(Data records)
* * * * * * *

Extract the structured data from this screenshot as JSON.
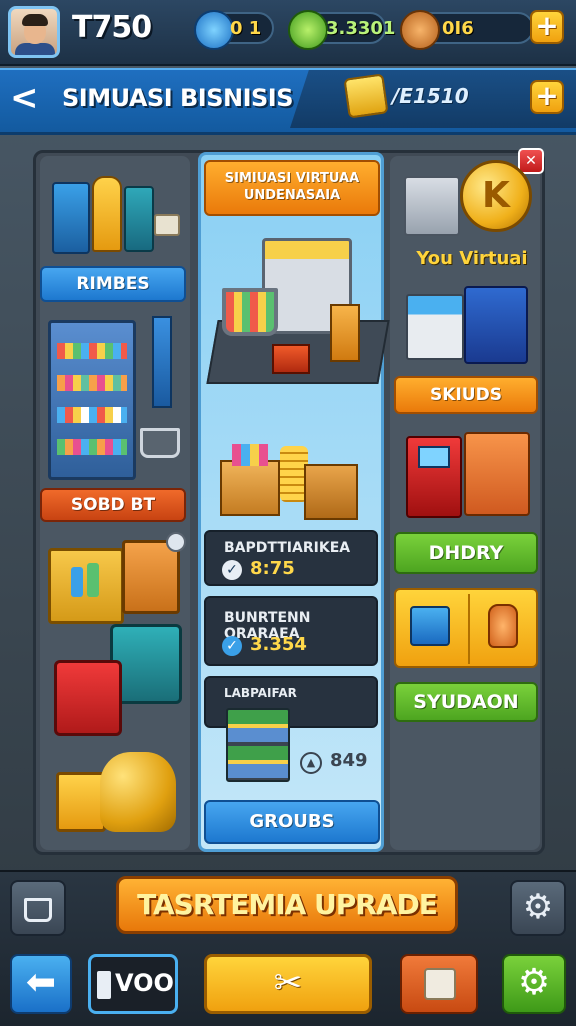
{
  "topbar": {
    "level": "T750",
    "resources": [
      {
        "icon": "blue-gem-icon",
        "value": "0 1"
      },
      {
        "icon": "green-cash-icon",
        "value": "3.3301"
      },
      {
        "icon": "food-bag-icon",
        "value": "0I6"
      }
    ],
    "plus_label": "+"
  },
  "header": {
    "back_label": "<",
    "title": "SIMUASI BISNISIS",
    "currency_value": "/E1510",
    "plus_label": "+"
  },
  "left_column": {
    "buttons": [
      "RIMBES",
      "SOBD BT"
    ]
  },
  "center_column": {
    "banner": "SIMIUASI VIRTUAA\nUNDENASAIA",
    "cards": [
      {
        "label": "BAPDTTIARIKEA",
        "value": "8:75"
      },
      {
        "label": "BUNRTENN ORARAEA",
        "value": "3.354"
      },
      {
        "label": "LABPAIFAR",
        "value": ""
      }
    ],
    "small_stat": "849",
    "bottom_button": "GROUBS"
  },
  "right_column": {
    "close_label": "✕",
    "coin_letter": "K",
    "coin_caption": "You Virtuai",
    "buttons": [
      "SKIUDS",
      "DHDRY",
      "SYUDAON"
    ]
  },
  "upgrade": {
    "label": "TASRTEMIA UPRADE"
  },
  "bottom_nav": {
    "counter": "VOO"
  },
  "colors": {
    "header_blue": "#1f6fc0",
    "upgrade_orange": "#f08a12",
    "accent_yellow": "#ffd43b",
    "green": "#5bb52a"
  }
}
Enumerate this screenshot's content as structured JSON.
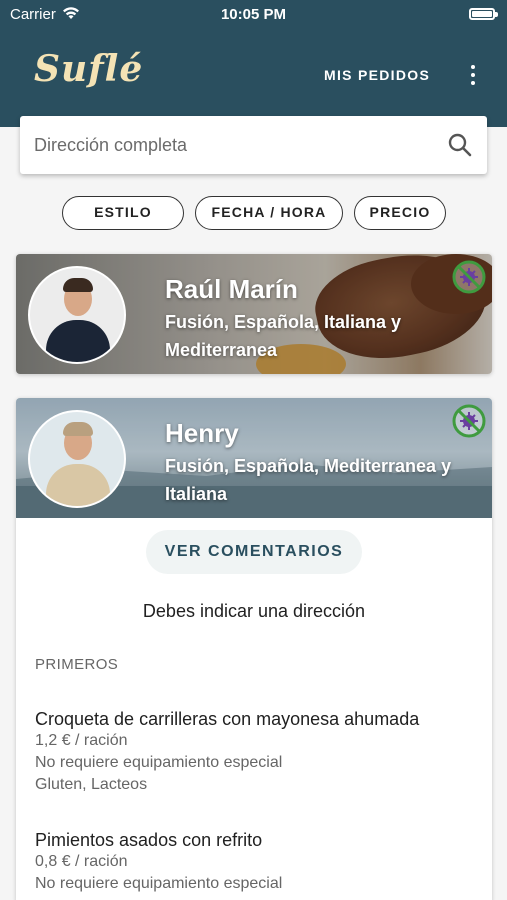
{
  "status_bar": {
    "carrier": "Carrier",
    "time": "10:05 PM"
  },
  "header": {
    "logo": "Suflé",
    "orders_label": "MIS PEDIDOS",
    "menu_icon": "more-vertical-icon"
  },
  "search": {
    "placeholder": "Dirección completa",
    "value": "",
    "icon": "search-icon"
  },
  "filters": [
    "ESTILO",
    "FECHA / HORA",
    "PRECIO"
  ],
  "chefs": [
    {
      "name": "Raúl Marín",
      "cuisines": "Fusión, Española, Italiana y Mediterranea",
      "badge_icon": "covid-free-icon"
    },
    {
      "name": "Henry",
      "cuisines": "Fusión, Española, Mediterranea y Italiana",
      "badge_icon": "covid-free-icon"
    }
  ],
  "details": {
    "comments_button": "VER COMENTARIOS",
    "address_message": "Debes indicar una dirección",
    "section_title": "PRIMEROS",
    "dishes": [
      {
        "name": "Croqueta de carrilleras con mayonesa ahumada",
        "price": "1,2 € / ración",
        "equipment": "No requiere equipamiento especial",
        "allergens": "Gluten, Lacteos"
      },
      {
        "name": "Pimientos asados con refrito",
        "price": "0,8 € / ración",
        "equipment": "No requiere equipamiento especial"
      }
    ]
  },
  "colors": {
    "app_bar": "#2a4f5f",
    "logo": "#f4e3b5",
    "badge_green": "#3f9b3f",
    "badge_purple": "#6a3fa0"
  }
}
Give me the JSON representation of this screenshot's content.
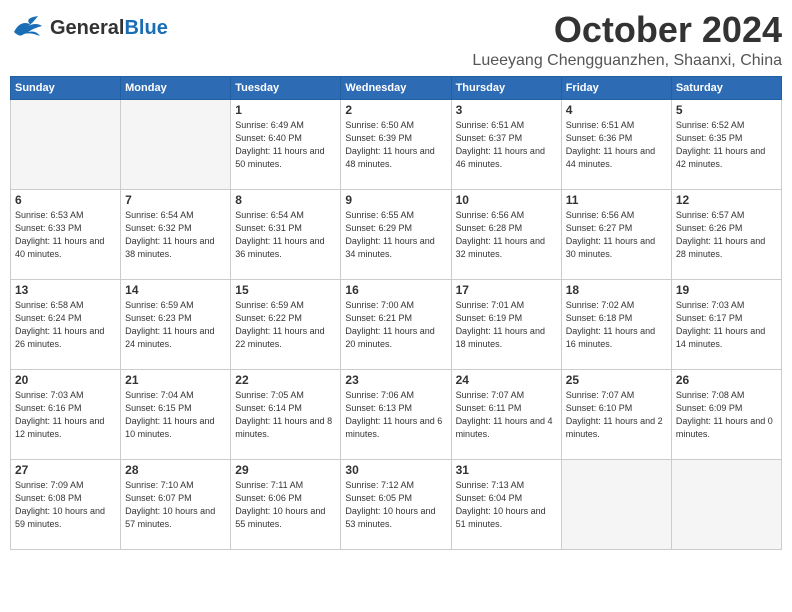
{
  "header": {
    "logo_general": "General",
    "logo_blue": "Blue",
    "month": "October 2024",
    "location": "Lueeyang Chengguanzhen, Shaanxi, China"
  },
  "weekdays": [
    "Sunday",
    "Monday",
    "Tuesday",
    "Wednesday",
    "Thursday",
    "Friday",
    "Saturday"
  ],
  "weeks": [
    [
      {
        "day": "",
        "empty": true
      },
      {
        "day": "",
        "empty": true
      },
      {
        "day": "1",
        "sunrise": "6:49 AM",
        "sunset": "6:40 PM",
        "daylight": "11 hours and 50 minutes."
      },
      {
        "day": "2",
        "sunrise": "6:50 AM",
        "sunset": "6:39 PM",
        "daylight": "11 hours and 48 minutes."
      },
      {
        "day": "3",
        "sunrise": "6:51 AM",
        "sunset": "6:37 PM",
        "daylight": "11 hours and 46 minutes."
      },
      {
        "day": "4",
        "sunrise": "6:51 AM",
        "sunset": "6:36 PM",
        "daylight": "11 hours and 44 minutes."
      },
      {
        "day": "5",
        "sunrise": "6:52 AM",
        "sunset": "6:35 PM",
        "daylight": "11 hours and 42 minutes."
      }
    ],
    [
      {
        "day": "6",
        "sunrise": "6:53 AM",
        "sunset": "6:33 PM",
        "daylight": "11 hours and 40 minutes."
      },
      {
        "day": "7",
        "sunrise": "6:54 AM",
        "sunset": "6:32 PM",
        "daylight": "11 hours and 38 minutes."
      },
      {
        "day": "8",
        "sunrise": "6:54 AM",
        "sunset": "6:31 PM",
        "daylight": "11 hours and 36 minutes."
      },
      {
        "day": "9",
        "sunrise": "6:55 AM",
        "sunset": "6:29 PM",
        "daylight": "11 hours and 34 minutes."
      },
      {
        "day": "10",
        "sunrise": "6:56 AM",
        "sunset": "6:28 PM",
        "daylight": "11 hours and 32 minutes."
      },
      {
        "day": "11",
        "sunrise": "6:56 AM",
        "sunset": "6:27 PM",
        "daylight": "11 hours and 30 minutes."
      },
      {
        "day": "12",
        "sunrise": "6:57 AM",
        "sunset": "6:26 PM",
        "daylight": "11 hours and 28 minutes."
      }
    ],
    [
      {
        "day": "13",
        "sunrise": "6:58 AM",
        "sunset": "6:24 PM",
        "daylight": "11 hours and 26 minutes."
      },
      {
        "day": "14",
        "sunrise": "6:59 AM",
        "sunset": "6:23 PM",
        "daylight": "11 hours and 24 minutes."
      },
      {
        "day": "15",
        "sunrise": "6:59 AM",
        "sunset": "6:22 PM",
        "daylight": "11 hours and 22 minutes."
      },
      {
        "day": "16",
        "sunrise": "7:00 AM",
        "sunset": "6:21 PM",
        "daylight": "11 hours and 20 minutes."
      },
      {
        "day": "17",
        "sunrise": "7:01 AM",
        "sunset": "6:19 PM",
        "daylight": "11 hours and 18 minutes."
      },
      {
        "day": "18",
        "sunrise": "7:02 AM",
        "sunset": "6:18 PM",
        "daylight": "11 hours and 16 minutes."
      },
      {
        "day": "19",
        "sunrise": "7:03 AM",
        "sunset": "6:17 PM",
        "daylight": "11 hours and 14 minutes."
      }
    ],
    [
      {
        "day": "20",
        "sunrise": "7:03 AM",
        "sunset": "6:16 PM",
        "daylight": "11 hours and 12 minutes."
      },
      {
        "day": "21",
        "sunrise": "7:04 AM",
        "sunset": "6:15 PM",
        "daylight": "11 hours and 10 minutes."
      },
      {
        "day": "22",
        "sunrise": "7:05 AM",
        "sunset": "6:14 PM",
        "daylight": "11 hours and 8 minutes."
      },
      {
        "day": "23",
        "sunrise": "7:06 AM",
        "sunset": "6:13 PM",
        "daylight": "11 hours and 6 minutes."
      },
      {
        "day": "24",
        "sunrise": "7:07 AM",
        "sunset": "6:11 PM",
        "daylight": "11 hours and 4 minutes."
      },
      {
        "day": "25",
        "sunrise": "7:07 AM",
        "sunset": "6:10 PM",
        "daylight": "11 hours and 2 minutes."
      },
      {
        "day": "26",
        "sunrise": "7:08 AM",
        "sunset": "6:09 PM",
        "daylight": "11 hours and 0 minutes."
      }
    ],
    [
      {
        "day": "27",
        "sunrise": "7:09 AM",
        "sunset": "6:08 PM",
        "daylight": "10 hours and 59 minutes."
      },
      {
        "day": "28",
        "sunrise": "7:10 AM",
        "sunset": "6:07 PM",
        "daylight": "10 hours and 57 minutes."
      },
      {
        "day": "29",
        "sunrise": "7:11 AM",
        "sunset": "6:06 PM",
        "daylight": "10 hours and 55 minutes."
      },
      {
        "day": "30",
        "sunrise": "7:12 AM",
        "sunset": "6:05 PM",
        "daylight": "10 hours and 53 minutes."
      },
      {
        "day": "31",
        "sunrise": "7:13 AM",
        "sunset": "6:04 PM",
        "daylight": "10 hours and 51 minutes."
      },
      {
        "day": "",
        "empty": true
      },
      {
        "day": "",
        "empty": true
      }
    ]
  ]
}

* * * * * * *

WHAT IS BEING ASKED
Find every line that has "structured" in it, then return those lines.

ANSWER TO THIS PROBLEM
Extract the structured data from this screenshot as JSON.
Enumerate this screenshot's content as structured JSON.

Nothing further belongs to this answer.